Exercise description –
Answer with nothing but the number of lines that include the word "Shape".

┏━━

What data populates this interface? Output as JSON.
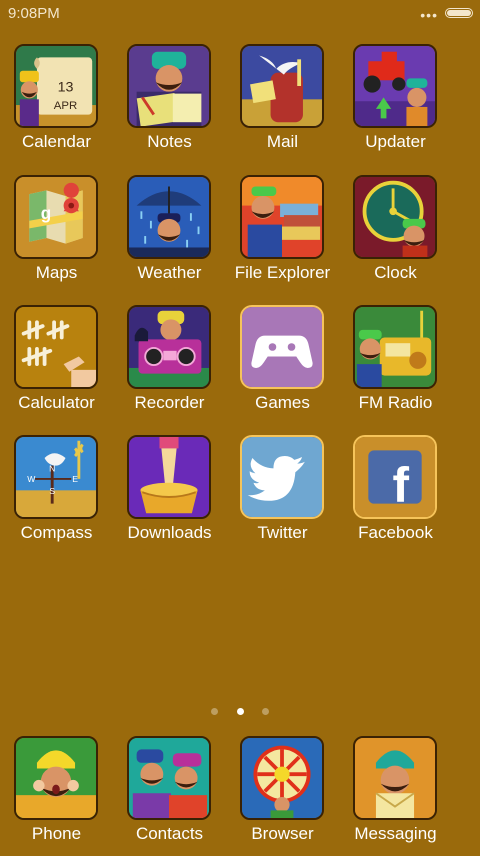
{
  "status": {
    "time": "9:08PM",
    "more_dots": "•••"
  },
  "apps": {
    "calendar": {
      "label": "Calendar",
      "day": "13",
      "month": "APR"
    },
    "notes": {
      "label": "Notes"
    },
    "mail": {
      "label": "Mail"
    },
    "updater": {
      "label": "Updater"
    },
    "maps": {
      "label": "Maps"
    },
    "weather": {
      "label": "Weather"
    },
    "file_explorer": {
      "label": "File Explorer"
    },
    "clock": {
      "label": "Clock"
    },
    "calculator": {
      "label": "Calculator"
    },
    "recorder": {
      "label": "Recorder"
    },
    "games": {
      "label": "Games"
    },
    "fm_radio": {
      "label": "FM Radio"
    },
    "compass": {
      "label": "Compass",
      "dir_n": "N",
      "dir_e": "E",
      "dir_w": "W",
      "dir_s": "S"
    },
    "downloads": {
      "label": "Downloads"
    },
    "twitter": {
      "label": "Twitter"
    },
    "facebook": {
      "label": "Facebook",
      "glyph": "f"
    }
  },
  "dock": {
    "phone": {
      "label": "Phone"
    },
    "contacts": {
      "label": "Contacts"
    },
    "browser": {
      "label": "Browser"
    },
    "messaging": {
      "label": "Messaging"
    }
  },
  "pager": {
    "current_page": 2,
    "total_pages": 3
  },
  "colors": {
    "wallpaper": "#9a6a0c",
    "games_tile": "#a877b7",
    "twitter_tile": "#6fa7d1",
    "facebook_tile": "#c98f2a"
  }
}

┗━━
┏━━

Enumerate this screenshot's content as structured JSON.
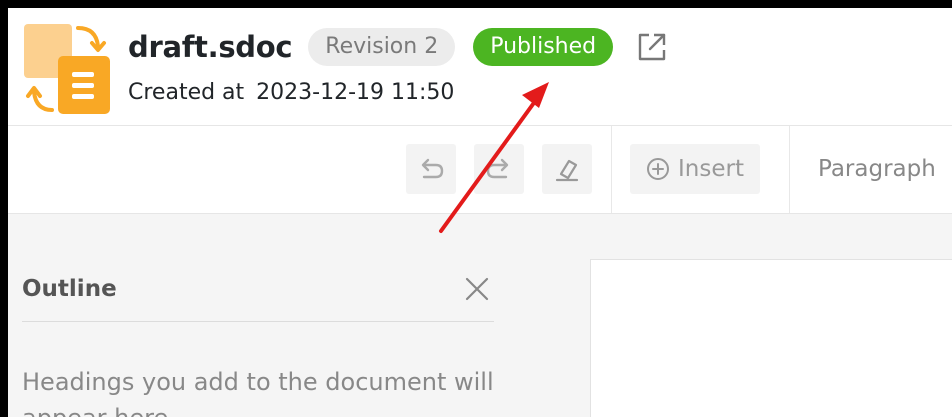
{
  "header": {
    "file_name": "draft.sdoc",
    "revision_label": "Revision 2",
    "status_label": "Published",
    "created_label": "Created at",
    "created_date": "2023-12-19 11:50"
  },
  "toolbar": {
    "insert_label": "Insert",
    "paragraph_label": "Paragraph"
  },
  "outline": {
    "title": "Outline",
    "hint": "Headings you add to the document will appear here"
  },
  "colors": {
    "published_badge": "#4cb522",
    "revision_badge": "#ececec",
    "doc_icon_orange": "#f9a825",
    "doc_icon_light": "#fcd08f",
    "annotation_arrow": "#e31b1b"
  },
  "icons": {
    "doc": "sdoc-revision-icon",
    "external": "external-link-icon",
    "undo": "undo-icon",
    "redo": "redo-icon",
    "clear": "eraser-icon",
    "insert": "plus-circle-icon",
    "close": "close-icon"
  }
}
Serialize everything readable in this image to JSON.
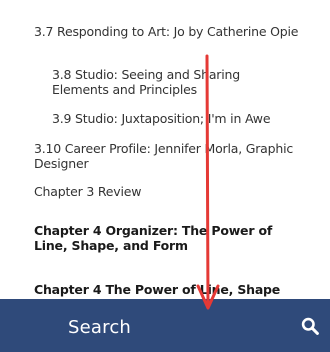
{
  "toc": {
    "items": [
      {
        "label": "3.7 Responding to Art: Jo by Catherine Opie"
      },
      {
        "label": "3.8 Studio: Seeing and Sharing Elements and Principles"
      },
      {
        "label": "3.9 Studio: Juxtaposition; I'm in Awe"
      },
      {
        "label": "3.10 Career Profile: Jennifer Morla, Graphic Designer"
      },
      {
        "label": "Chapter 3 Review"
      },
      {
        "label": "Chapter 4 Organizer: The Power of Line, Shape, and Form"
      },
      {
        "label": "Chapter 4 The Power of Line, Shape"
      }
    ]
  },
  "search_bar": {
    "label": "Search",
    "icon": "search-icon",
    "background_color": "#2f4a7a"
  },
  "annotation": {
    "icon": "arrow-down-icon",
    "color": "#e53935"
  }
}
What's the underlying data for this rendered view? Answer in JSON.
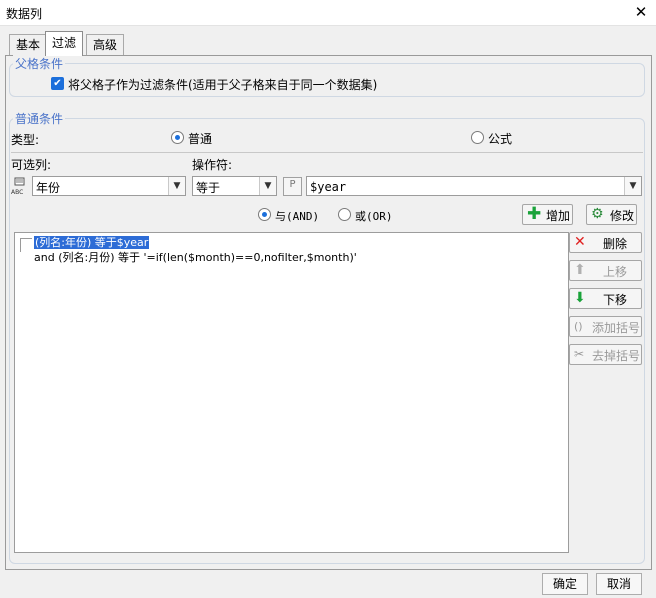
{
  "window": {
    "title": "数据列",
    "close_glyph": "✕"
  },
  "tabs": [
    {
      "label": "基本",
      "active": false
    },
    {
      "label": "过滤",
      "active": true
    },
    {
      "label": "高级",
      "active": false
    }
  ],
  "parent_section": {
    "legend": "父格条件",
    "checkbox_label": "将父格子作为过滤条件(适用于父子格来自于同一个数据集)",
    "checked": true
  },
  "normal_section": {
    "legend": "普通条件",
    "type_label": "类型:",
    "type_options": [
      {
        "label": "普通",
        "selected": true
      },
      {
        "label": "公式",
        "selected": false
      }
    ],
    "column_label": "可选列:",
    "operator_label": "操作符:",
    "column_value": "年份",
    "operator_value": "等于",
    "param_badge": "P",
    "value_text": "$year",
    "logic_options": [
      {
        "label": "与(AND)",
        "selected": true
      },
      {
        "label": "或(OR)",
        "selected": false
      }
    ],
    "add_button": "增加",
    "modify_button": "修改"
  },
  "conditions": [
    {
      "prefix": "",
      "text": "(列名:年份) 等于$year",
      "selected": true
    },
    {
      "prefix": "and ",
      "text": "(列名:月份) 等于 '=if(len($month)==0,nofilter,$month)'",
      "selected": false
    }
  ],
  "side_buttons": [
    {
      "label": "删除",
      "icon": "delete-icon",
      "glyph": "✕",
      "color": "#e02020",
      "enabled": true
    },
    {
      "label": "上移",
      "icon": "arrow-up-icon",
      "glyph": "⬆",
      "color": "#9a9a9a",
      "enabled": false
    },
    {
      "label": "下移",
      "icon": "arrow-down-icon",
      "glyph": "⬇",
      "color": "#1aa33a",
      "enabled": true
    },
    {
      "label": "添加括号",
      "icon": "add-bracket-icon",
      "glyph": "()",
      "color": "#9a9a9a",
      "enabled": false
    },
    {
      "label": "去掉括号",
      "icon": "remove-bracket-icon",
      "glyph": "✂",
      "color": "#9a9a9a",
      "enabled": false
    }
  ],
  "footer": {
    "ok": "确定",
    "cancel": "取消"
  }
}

┗━━

Result of this exercise –
2